━━━━━ Entries shown ━━━━━
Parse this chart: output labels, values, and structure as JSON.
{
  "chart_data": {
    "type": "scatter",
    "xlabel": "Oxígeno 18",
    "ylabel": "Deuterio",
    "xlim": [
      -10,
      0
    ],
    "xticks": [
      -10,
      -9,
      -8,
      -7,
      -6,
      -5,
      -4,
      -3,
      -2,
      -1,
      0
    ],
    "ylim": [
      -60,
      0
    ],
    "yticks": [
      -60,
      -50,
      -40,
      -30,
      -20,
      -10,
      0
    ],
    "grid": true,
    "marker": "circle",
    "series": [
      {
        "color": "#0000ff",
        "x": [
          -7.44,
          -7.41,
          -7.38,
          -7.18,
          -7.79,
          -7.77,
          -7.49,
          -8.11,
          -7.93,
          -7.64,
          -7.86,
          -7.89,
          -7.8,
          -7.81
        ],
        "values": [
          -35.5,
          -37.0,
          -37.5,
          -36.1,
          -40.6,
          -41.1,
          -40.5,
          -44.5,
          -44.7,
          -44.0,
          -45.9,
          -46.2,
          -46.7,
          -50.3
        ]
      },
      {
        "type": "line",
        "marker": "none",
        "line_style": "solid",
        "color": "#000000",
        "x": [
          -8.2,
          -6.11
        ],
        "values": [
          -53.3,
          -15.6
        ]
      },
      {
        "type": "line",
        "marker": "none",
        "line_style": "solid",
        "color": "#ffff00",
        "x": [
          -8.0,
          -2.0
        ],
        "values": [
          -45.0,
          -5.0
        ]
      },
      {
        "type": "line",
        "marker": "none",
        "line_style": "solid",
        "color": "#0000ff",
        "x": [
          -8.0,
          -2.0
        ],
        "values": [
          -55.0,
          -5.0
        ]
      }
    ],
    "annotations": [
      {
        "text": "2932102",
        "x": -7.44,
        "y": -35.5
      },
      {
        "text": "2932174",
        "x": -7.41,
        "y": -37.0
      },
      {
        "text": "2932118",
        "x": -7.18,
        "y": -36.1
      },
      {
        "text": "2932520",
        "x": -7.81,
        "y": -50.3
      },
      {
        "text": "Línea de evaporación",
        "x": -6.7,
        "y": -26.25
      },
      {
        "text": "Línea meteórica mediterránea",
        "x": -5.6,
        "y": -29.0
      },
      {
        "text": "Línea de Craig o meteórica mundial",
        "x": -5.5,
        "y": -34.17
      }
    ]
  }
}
━━━━━
### Given exercise
Set out the complete listing exactly as shown.

### Response to this exercise
Parse this chart: output labels, values, and structure as JSON.
{
  "chart_data": {
    "type": "scatter",
    "xlabel": "Oxígeno 18",
    "ylabel": "Deuterio",
    "xlim": [
      -10,
      0
    ],
    "xticks": [
      -10,
      -9,
      -8,
      -7,
      -6,
      -5,
      -4,
      -3,
      -2,
      -1,
      0
    ],
    "ylim": [
      -60,
      0
    ],
    "yticks": [
      -60,
      -50,
      -40,
      -30,
      -20,
      -10,
      0
    ],
    "grid": true,
    "marker": "circle",
    "series": [
      {
        "color": "#0000ff",
        "x": [
          -7.44,
          -7.41,
          -7.38,
          -7.18,
          -7.79,
          -7.77,
          -7.49,
          -8.11,
          -7.93,
          -7.64,
          -7.86,
          -7.89,
          -7.8,
          -7.81
        ],
        "values": [
          -35.5,
          -37.0,
          -37.5,
          -36.1,
          -40.6,
          -41.1,
          -40.5,
          -44.5,
          -44.7,
          -44.0,
          -45.9,
          -46.2,
          -46.7,
          -50.3
        ]
      },
      {
        "type": "line",
        "marker": "none",
        "line_style": "solid",
        "color": "#000000",
        "x": [
          -8.2,
          -6.11
        ],
        "values": [
          -53.3,
          -15.6
        ]
      },
      {
        "type": "line",
        "marker": "none",
        "line_style": "solid",
        "color": "#ffff00",
        "x": [
          -8.0,
          -2.0
        ],
        "values": [
          -45.0,
          -5.0
        ]
      },
      {
        "type": "line",
        "marker": "none",
        "line_style": "solid",
        "color": "#0000ff",
        "x": [
          -8.0,
          -2.0
        ],
        "values": [
          -55.0,
          -5.0
        ]
      }
    ],
    "annotations": [
      {
        "text": "2932102",
        "x": -7.44,
        "y": -35.5
      },
      {
        "text": "2932174",
        "x": -7.41,
        "y": -37.0
      },
      {
        "text": "2932118",
        "x": -7.18,
        "y": -36.1
      },
      {
        "text": "2932520",
        "x": -7.81,
        "y": -50.3
      },
      {
        "text": "Línea de evaporación",
        "x": -6.7,
        "y": -26.25
      },
      {
        "text": "Línea meteórica mediterránea",
        "x": -5.6,
        "y": -29.0
      },
      {
        "text": "Línea de Craig o meteórica mundial",
        "x": -5.5,
        "y": -34.17
      }
    ]
  }
}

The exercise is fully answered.